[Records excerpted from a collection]
——
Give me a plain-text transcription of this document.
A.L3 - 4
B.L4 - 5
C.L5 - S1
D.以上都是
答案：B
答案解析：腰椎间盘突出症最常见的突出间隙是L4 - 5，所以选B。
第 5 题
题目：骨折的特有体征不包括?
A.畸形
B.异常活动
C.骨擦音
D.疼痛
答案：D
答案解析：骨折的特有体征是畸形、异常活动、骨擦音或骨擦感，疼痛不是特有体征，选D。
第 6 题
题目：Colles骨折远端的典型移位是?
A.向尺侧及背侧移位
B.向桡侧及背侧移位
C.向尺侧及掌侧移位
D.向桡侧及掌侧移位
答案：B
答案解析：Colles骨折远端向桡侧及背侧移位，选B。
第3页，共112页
——
- **PROMPT**: Repeat every record exactly as written, please.

- **COMPLETED TASK**:
Give me a plain-text transcription of this document.
A.L3 - 4
B.L4 - 5
C.L5 - S1
D.以上都是
答案：B
答案解析：腰椎间盘突出症最常见的突出间隙是L4 - 5，所以选B。
第 5 题
题目：骨折的特有体征不包括?
A.畸形
B.异常活动
C.骨擦音
D.疼痛
答案：D
答案解析：骨折的特有体征是畸形、异常活动、骨擦音或骨擦感，疼痛不是特有体征，选D。
第 6 题
题目：Colles骨折远端的典型移位是?
A.向尺侧及背侧移位
B.向桡侧及背侧移位
C.向尺侧及掌侧移位
D.向桡侧及掌侧移位
答案：B
答案解析：Colles骨折远端向桡侧及背侧移位，选B。
第3页，共112页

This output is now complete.